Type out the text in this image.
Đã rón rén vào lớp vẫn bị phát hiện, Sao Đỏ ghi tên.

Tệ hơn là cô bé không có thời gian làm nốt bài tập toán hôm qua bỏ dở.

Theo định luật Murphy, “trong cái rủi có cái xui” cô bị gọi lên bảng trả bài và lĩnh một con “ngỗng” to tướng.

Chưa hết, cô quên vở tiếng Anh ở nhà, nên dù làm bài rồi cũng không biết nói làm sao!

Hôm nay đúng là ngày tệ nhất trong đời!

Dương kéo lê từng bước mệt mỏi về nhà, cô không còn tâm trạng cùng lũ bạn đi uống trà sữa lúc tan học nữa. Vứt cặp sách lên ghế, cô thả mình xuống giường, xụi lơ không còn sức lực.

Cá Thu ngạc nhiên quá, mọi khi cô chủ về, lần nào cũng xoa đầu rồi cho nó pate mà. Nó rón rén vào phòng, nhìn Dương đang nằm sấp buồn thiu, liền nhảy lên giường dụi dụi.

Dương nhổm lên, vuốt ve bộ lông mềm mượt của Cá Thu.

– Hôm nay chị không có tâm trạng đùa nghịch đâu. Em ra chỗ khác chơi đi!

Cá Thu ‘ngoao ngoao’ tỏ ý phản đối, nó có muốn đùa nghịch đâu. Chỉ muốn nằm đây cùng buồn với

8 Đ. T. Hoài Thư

• • • • •

▸ **The exercise**
Look through the entries and work out how many lines have the word "không" in them; reply with that number only.

▸ **Task result**
4